[Dataset records]
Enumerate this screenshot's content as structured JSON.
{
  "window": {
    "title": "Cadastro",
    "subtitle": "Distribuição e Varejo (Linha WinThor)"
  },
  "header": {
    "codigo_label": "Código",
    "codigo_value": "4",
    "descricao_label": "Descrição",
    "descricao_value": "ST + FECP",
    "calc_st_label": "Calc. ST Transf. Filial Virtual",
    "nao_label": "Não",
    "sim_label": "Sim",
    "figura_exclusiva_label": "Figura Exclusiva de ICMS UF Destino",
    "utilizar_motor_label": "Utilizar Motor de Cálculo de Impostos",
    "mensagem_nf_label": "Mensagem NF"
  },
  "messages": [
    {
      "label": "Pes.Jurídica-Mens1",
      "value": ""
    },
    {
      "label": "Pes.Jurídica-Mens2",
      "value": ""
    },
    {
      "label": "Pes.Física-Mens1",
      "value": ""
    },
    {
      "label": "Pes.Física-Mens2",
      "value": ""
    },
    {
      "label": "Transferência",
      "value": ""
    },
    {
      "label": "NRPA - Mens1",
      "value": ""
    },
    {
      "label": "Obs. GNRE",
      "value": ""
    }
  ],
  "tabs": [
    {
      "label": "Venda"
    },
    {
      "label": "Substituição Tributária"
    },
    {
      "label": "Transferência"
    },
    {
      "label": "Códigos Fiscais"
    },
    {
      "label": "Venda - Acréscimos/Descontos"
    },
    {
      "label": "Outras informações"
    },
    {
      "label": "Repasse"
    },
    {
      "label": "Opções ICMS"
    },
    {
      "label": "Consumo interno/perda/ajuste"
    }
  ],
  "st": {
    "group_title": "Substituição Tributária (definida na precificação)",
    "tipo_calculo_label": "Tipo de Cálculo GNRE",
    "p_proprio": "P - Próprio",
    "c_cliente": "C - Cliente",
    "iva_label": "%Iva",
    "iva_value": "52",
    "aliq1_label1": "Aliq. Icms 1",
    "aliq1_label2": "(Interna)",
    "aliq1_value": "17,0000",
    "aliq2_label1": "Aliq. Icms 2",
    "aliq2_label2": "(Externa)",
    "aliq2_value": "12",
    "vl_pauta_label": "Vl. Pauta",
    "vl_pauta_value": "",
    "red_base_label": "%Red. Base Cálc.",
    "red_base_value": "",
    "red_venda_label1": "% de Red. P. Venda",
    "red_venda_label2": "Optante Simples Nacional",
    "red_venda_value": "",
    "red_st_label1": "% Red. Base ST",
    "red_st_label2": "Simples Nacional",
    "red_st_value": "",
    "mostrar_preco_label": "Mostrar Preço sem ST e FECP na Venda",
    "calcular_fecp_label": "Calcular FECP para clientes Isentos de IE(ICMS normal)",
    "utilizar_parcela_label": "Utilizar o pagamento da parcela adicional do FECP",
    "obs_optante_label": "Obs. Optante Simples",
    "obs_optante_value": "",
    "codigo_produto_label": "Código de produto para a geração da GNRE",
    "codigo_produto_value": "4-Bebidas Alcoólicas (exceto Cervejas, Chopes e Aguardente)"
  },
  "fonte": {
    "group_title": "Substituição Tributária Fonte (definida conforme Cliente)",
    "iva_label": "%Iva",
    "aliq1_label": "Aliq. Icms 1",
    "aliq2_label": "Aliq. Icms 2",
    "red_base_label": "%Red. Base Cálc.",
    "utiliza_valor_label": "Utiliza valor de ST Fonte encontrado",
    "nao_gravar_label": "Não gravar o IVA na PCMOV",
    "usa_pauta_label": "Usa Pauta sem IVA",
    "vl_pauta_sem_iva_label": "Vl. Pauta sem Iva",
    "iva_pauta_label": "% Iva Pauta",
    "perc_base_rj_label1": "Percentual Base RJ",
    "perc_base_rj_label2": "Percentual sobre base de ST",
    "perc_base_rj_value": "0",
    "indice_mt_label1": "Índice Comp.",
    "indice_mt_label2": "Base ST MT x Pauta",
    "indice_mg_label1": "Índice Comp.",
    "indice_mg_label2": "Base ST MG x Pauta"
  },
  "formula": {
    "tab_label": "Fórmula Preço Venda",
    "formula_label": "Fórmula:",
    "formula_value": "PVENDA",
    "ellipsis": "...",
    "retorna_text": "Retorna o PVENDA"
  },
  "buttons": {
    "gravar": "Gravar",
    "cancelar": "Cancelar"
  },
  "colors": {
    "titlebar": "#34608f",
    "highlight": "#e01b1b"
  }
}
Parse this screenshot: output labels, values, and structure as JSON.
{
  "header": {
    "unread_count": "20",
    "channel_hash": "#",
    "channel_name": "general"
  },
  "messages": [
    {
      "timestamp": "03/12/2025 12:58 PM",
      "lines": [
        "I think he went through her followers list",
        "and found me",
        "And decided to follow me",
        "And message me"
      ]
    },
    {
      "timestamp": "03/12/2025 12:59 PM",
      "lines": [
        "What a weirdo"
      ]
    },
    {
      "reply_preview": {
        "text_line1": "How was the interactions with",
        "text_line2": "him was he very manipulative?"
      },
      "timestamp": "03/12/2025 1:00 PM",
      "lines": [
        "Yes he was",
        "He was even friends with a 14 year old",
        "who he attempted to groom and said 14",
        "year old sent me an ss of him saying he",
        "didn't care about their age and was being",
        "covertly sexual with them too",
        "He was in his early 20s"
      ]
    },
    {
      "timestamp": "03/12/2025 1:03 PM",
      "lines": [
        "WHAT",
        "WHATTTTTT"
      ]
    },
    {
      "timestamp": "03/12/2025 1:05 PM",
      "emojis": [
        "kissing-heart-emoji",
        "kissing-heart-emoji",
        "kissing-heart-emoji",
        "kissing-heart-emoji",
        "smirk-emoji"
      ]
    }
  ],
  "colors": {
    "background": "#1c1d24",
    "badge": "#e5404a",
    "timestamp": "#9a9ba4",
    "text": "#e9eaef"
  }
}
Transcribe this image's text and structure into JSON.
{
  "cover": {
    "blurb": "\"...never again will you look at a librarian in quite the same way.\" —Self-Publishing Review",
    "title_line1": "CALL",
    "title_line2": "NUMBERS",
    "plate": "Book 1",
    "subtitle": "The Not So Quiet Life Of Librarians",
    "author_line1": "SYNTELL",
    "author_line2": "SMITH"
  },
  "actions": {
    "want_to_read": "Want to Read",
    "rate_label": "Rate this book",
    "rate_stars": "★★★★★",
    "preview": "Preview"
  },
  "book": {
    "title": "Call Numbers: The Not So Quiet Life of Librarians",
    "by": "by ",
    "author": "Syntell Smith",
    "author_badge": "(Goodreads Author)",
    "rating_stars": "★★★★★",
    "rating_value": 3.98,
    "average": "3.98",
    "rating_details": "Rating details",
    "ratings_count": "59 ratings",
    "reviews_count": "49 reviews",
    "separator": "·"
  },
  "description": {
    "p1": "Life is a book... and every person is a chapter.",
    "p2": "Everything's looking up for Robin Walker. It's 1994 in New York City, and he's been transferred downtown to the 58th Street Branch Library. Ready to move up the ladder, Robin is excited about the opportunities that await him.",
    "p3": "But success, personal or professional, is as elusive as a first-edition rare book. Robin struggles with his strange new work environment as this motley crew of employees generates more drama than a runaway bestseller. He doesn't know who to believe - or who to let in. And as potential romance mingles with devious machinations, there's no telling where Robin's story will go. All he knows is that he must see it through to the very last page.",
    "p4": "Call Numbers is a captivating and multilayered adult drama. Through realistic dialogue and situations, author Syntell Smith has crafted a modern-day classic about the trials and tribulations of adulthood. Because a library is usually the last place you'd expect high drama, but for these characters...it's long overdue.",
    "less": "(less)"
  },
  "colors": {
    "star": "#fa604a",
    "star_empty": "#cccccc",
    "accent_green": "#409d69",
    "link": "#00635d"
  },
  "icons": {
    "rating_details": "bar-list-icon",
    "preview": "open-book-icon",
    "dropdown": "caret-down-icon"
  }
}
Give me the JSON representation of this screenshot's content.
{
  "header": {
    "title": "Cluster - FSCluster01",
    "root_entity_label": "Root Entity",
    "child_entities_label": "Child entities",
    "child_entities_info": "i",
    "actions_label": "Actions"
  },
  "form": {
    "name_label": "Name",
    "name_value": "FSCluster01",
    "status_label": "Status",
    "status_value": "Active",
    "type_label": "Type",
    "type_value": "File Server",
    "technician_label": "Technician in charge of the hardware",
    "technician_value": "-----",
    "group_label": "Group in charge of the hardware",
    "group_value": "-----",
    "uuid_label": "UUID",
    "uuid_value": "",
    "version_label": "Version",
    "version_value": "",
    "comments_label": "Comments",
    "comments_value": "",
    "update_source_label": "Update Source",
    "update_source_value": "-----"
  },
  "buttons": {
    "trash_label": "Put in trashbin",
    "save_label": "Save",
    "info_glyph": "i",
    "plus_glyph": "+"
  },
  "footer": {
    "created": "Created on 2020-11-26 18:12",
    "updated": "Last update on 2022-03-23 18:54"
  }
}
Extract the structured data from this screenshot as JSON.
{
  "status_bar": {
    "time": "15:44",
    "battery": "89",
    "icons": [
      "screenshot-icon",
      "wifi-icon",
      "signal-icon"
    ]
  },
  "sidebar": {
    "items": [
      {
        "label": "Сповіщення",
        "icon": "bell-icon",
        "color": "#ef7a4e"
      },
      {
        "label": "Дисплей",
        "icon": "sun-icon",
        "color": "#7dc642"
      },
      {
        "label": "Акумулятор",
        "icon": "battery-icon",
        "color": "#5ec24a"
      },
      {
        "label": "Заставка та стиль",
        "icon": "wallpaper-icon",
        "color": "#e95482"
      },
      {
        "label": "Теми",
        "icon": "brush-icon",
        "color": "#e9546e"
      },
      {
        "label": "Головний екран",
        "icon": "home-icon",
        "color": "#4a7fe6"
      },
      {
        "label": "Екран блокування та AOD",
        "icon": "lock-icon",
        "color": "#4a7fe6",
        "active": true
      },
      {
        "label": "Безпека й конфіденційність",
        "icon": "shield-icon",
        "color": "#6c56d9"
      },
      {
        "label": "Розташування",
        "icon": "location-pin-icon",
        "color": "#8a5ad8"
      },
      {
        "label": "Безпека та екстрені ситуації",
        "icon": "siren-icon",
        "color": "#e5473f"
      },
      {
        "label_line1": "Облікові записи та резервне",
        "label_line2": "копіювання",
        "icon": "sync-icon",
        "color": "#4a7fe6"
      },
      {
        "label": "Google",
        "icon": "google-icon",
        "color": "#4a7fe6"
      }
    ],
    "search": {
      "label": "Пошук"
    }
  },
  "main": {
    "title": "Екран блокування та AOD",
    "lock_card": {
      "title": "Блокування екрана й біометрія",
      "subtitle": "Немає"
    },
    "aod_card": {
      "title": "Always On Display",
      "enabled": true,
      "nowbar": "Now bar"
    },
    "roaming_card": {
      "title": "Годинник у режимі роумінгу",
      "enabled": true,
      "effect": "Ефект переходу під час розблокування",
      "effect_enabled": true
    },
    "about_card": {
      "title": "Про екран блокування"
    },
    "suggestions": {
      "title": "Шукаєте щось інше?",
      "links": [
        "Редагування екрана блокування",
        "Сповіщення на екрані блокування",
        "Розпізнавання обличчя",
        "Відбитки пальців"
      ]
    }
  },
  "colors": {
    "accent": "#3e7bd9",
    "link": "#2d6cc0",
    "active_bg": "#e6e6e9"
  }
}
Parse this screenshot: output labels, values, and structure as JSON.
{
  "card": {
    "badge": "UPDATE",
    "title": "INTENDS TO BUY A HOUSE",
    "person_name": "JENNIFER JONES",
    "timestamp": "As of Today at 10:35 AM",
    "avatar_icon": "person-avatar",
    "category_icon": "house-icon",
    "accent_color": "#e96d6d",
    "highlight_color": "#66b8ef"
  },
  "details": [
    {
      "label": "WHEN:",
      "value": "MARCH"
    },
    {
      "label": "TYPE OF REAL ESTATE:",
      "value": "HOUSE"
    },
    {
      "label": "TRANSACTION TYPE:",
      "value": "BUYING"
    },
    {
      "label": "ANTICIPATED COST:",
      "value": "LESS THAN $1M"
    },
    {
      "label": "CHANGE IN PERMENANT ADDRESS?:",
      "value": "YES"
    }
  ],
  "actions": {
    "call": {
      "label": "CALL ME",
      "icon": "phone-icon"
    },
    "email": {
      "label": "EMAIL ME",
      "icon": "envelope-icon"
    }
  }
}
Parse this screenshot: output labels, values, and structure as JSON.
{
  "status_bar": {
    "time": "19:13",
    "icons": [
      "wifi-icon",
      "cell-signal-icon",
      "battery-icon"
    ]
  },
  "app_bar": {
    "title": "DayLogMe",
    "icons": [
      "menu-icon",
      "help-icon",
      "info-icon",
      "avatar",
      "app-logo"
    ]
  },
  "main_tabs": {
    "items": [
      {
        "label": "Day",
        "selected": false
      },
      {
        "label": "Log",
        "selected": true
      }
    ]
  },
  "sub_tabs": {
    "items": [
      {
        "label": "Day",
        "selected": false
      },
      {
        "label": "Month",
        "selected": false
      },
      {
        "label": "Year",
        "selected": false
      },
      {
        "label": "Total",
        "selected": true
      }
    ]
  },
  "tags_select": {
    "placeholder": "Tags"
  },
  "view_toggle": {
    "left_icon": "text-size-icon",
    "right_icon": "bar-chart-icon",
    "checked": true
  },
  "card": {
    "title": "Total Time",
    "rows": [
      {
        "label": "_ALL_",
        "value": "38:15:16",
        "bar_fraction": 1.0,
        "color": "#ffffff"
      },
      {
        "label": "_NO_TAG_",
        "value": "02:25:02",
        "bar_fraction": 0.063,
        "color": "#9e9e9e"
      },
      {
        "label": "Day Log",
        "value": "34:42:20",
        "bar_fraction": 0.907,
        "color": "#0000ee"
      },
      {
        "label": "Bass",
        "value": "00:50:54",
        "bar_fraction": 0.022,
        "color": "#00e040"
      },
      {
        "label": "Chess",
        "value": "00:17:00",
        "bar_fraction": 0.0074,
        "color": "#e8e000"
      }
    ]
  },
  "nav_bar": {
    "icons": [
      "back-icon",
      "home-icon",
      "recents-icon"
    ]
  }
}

- **TASK DIRECTIONS**
Review the material and copy each line in which the word "FECP" appears.

- **TASK ANSWER**
    "descricao_value": "ST + FECP",
    "mostrar_preco_label": "Mostrar Preço sem ST e FECP na Venda",
    "calcular_fecp_label": "Calcular FECP para clientes Isentos de IE(ICMS normal)",
    "utilizar_parcela_label": "Utilizar o pagamento da parcela adicional do FECP",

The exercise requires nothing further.